Print each of the rows below word for word, with nothing added, dropped, or changed.

· · · · · · ·

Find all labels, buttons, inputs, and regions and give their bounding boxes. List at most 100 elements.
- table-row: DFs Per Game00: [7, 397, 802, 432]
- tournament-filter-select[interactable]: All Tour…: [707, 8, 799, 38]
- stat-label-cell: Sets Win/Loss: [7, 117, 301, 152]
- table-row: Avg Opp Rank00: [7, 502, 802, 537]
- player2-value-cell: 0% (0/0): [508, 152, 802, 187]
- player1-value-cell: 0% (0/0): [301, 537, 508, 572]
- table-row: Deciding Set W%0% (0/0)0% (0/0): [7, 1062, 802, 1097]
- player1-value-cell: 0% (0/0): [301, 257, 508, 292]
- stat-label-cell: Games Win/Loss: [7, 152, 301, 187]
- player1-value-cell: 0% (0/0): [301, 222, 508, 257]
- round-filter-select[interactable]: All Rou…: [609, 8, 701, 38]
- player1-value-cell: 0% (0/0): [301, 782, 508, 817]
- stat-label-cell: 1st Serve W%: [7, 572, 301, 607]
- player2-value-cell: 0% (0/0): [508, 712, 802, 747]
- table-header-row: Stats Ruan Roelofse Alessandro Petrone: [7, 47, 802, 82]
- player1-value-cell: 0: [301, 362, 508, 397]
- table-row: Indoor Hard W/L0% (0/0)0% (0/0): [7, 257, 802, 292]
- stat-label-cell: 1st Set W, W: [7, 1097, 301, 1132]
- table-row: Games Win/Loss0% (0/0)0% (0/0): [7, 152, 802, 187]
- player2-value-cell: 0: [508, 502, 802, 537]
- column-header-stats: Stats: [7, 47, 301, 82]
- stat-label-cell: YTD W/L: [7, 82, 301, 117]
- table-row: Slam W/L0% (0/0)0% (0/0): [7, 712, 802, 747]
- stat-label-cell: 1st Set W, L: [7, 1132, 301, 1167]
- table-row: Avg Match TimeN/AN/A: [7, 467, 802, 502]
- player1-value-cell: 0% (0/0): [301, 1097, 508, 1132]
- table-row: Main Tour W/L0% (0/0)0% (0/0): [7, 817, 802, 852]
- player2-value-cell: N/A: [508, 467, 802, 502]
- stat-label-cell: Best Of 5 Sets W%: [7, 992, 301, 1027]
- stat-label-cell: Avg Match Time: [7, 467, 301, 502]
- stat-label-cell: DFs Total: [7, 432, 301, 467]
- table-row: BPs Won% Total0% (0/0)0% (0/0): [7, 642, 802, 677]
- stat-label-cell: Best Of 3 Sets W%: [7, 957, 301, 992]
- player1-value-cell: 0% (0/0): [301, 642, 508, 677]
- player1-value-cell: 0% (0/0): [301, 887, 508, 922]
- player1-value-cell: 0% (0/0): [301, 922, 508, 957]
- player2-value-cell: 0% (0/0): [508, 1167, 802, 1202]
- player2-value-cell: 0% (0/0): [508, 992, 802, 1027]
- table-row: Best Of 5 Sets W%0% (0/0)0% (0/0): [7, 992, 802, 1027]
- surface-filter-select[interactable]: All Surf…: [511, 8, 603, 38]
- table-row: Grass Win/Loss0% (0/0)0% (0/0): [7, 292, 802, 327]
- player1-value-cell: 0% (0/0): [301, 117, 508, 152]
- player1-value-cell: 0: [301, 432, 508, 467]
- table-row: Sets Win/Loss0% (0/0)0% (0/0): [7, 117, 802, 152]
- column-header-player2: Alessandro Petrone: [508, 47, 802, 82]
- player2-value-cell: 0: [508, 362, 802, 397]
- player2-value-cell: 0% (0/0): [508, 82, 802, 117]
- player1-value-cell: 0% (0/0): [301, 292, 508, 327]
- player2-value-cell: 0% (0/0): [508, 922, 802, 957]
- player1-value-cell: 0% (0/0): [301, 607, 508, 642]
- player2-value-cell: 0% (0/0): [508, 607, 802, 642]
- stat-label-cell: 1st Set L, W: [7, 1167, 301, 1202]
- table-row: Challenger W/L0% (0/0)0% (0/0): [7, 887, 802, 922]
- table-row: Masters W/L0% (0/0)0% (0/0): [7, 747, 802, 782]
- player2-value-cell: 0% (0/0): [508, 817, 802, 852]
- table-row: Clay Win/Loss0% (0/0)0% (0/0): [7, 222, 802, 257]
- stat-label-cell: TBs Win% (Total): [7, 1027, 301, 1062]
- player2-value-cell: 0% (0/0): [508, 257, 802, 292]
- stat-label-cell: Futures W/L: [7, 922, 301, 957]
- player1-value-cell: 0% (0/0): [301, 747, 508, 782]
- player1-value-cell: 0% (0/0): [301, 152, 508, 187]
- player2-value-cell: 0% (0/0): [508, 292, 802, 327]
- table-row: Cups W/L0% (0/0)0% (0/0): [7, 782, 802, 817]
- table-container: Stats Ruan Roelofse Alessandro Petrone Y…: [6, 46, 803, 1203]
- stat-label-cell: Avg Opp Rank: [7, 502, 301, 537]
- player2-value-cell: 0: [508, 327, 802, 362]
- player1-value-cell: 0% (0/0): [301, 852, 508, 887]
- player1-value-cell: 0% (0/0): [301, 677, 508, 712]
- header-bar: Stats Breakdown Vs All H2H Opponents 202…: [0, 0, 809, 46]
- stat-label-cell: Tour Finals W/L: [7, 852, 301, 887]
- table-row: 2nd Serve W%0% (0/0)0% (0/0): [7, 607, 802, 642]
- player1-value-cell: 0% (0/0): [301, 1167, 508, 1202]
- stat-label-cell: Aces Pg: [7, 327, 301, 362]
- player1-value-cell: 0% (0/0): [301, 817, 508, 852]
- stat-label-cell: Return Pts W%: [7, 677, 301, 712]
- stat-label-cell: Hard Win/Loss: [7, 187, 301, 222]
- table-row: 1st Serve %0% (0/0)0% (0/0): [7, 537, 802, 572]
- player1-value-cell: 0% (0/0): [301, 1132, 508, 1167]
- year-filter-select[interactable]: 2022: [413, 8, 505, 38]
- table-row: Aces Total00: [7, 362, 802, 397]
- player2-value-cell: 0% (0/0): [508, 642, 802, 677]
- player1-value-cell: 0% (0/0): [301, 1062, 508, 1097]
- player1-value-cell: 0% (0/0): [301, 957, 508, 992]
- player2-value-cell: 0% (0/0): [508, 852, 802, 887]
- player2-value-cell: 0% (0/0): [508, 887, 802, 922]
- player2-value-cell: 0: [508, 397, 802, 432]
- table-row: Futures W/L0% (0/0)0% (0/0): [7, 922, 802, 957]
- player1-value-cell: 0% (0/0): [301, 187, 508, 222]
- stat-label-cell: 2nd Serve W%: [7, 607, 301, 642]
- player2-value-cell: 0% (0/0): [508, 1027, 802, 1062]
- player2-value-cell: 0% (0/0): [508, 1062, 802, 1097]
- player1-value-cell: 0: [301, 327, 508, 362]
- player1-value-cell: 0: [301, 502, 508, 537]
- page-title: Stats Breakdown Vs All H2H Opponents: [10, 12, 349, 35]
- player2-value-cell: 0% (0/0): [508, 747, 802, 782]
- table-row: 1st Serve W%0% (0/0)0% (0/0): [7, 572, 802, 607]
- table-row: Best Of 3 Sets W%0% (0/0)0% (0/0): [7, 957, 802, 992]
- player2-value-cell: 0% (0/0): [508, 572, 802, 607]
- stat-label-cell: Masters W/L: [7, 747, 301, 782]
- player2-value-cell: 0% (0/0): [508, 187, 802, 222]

· · · · · · ·

[Exercise result]
Find all labels, buttons, inputs, and regions and give their bounding boxes. List at most 100 elements.
- table-row: DFs Per Game00: [7, 397, 802, 432]
- tournament-filter-select[interactable]: All Tour…: [707, 8, 799, 38]
- stat-label-cell: Sets Win/Loss: [7, 117, 301, 152]
- table-row: Avg Opp Rank00: [7, 502, 802, 537]
- player2-value-cell: 0% (0/0): [508, 152, 802, 187]
- player1-value-cell: 0% (0/0): [301, 537, 508, 572]
- table-row: Deciding Set W%0% (0/0)0% (0/0): [7, 1062, 802, 1097]
- player1-value-cell: 0% (0/0): [301, 257, 508, 292]
- stat-label-cell: Games Win/Loss: [7, 152, 301, 187]
- player1-value-cell: 0% (0/0): [301, 222, 508, 257]
- round-filter-select[interactable]: All Rou…: [609, 8, 701, 38]
- player1-value-cell: 0% (0/0): [301, 782, 508, 817]
- stat-label-cell: 1st Serve W%: [7, 572, 301, 607]
- player2-value-cell: 0% (0/0): [508, 712, 802, 747]
- table-header-row: Stats Ruan Roelofse Alessandro Petrone: [7, 47, 802, 82]
- player1-value-cell: 0: [301, 362, 508, 397]
- table-row: Indoor Hard W/L0% (0/0)0% (0/0): [7, 257, 802, 292]
- stat-label-cell: 1st Set W, W: [7, 1097, 301, 1132]
- table-row: Games Win/Loss0% (0/0)0% (0/0): [7, 152, 802, 187]
- player2-value-cell: 0: [508, 502, 802, 537]
- column-header-stats: Stats: [7, 47, 301, 82]
- stat-label-cell: YTD W/L: [7, 82, 301, 117]
- table-row: Slam W/L0% (0/0)0% (0/0): [7, 712, 802, 747]
- stat-label-cell: 1st Set W, L: [7, 1132, 301, 1167]
- table-row: Avg Match TimeN/AN/A: [7, 467, 802, 502]
- player1-value-cell: 0% (0/0): [301, 1097, 508, 1132]
- table-row: Main Tour W/L0% (0/0)0% (0/0): [7, 817, 802, 852]
- player2-value-cell: N/A: [508, 467, 802, 502]
- stat-label-cell: Best Of 5 Sets W%: [7, 992, 301, 1027]
- stat-label-cell: Avg Match Time: [7, 467, 301, 502]
- stat-label-cell: DFs Total: [7, 432, 301, 467]
- table-row: BPs Won% Total0% (0/0)0% (0/0): [7, 642, 802, 677]
- stat-label-cell: Best Of 3 Sets W%: [7, 957, 301, 992]
- player1-value-cell: 0% (0/0): [301, 642, 508, 677]
- player1-value-cell: 0% (0/0): [301, 887, 508, 922]
- player1-value-cell: 0% (0/0): [301, 922, 508, 957]
- player2-value-cell: 0% (0/0): [508, 1167, 802, 1202]
- player2-value-cell: 0% (0/0): [508, 992, 802, 1027]
- table-row: Best Of 5 Sets W%0% (0/0)0% (0/0): [7, 992, 802, 1027]
- surface-filter-select[interactable]: All Surf…: [511, 8, 603, 38]
- table-row: Grass Win/Loss0% (0/0)0% (0/0): [7, 292, 802, 327]
- player1-value-cell: 0% (0/0): [301, 117, 508, 152]
- player1-value-cell: 0: [301, 432, 508, 467]
- table-row: Sets Win/Loss0% (0/0)0% (0/0): [7, 117, 802, 152]
- column-header-player2: Alessandro Petrone: [508, 47, 802, 82]
- player2-value-cell: 0: [508, 362, 802, 397]
- player2-value-cell: 0% (0/0): [508, 82, 802, 117]
- player1-value-cell: 0% (0/0): [301, 292, 508, 327]
- player2-value-cell: 0% (0/0): [508, 922, 802, 957]
- player1-value-cell: 0% (0/0): [301, 607, 508, 642]
- player2-value-cell: 0% (0/0): [508, 607, 802, 642]
- stat-label-cell: 1st Set L, W: [7, 1167, 301, 1202]
- table-row: Challenger W/L0% (0/0)0% (0/0): [7, 887, 802, 922]
- table-row: Masters W/L0% (0/0)0% (0/0): [7, 747, 802, 782]
- player2-value-cell: 0% (0/0): [508, 817, 802, 852]
- table-row: Clay Win/Loss0% (0/0)0% (0/0): [7, 222, 802, 257]
- stat-label-cell: TBs Win% (Total): [7, 1027, 301, 1062]
- player2-value-cell: 0% (0/0): [508, 257, 802, 292]
- stat-label-cell: Futures W/L: [7, 922, 301, 957]
- player1-value-cell: 0% (0/0): [301, 747, 508, 782]
- player1-value-cell: 0% (0/0): [301, 152, 508, 187]
- player2-value-cell: 0% (0/0): [508, 292, 802, 327]
- table-row: Cups W/L0% (0/0)0% (0/0): [7, 782, 802, 817]
- table-container: Stats Ruan Roelofse Alessandro Petrone Y…: [6, 46, 803, 1203]
- stat-label-cell: Avg Opp Rank: [7, 502, 301, 537]
- player2-value-cell: 0: [508, 327, 802, 362]
- player1-value-cell: 0% (0/0): [301, 852, 508, 887]
- player1-value-cell: 0% (0/0): [301, 677, 508, 712]
- header-bar: Stats Breakdown Vs All H2H Opponents 202…: [0, 0, 809, 46]
- stat-label-cell: Tour Finals W/L: [7, 852, 301, 887]
- table-row: 2nd Serve W%0% (0/0)0% (0/0): [7, 607, 802, 642]
- player1-value-cell: 0% (0/0): [301, 1167, 508, 1202]
- stat-label-cell: Aces Pg: [7, 327, 301, 362]
- player1-value-cell: 0% (0/0): [301, 817, 508, 852]
- stat-label-cell: Return Pts W%: [7, 677, 301, 712]
- stat-label-cell: Hard Win/Loss: [7, 187, 301, 222]
- table-row: 1st Serve %0% (0/0)0% (0/0): [7, 537, 802, 572]
- player1-value-cell: 0% (0/0): [301, 1132, 508, 1167]
- year-filter-select[interactable]: 2022: [413, 8, 505, 38]
- table-row: Aces Total00: [7, 362, 802, 397]
- player2-value-cell: 0% (0/0): [508, 642, 802, 677]
- player1-value-cell: 0% (0/0): [301, 1062, 508, 1097]
- player1-value-cell: 0% (0/0): [301, 957, 508, 992]
- player2-value-cell: 0% (0/0): [508, 852, 802, 887]
- player2-value-cell: 0% (0/0): [508, 887, 802, 922]
- player2-value-cell: 0: [508, 397, 802, 432]
- table-row: Futures W/L0% (0/0)0% (0/0): [7, 922, 802, 957]
- player1-value-cell: 0% (0/0): [301, 187, 508, 222]
- stat-label-cell: 2nd Serve W%: [7, 607, 301, 642]
- player2-value-cell: 0% (0/0): [508, 1027, 802, 1062]
- player2-value-cell: 0% (0/0): [508, 1062, 802, 1097]
- player1-value-cell: 0: [301, 327, 508, 362]
- player1-value-cell: 0: [301, 502, 508, 537]
- page-title: Stats Breakdown Vs All H2H Opponents: [10, 12, 349, 35]
- player2-value-cell: 0% (0/0): [508, 747, 802, 782]
- table-row: 1st Serve W%0% (0/0)0% (0/0): [7, 572, 802, 607]
- table-row: Best Of 3 Sets W%0% (0/0)0% (0/0): [7, 957, 802, 992]
- player2-value-cell: 0% (0/0): [508, 572, 802, 607]
- stat-label-cell: Masters W/L: [7, 747, 301, 782]
- player2-value-cell: 0% (0/0): [508, 187, 802, 222]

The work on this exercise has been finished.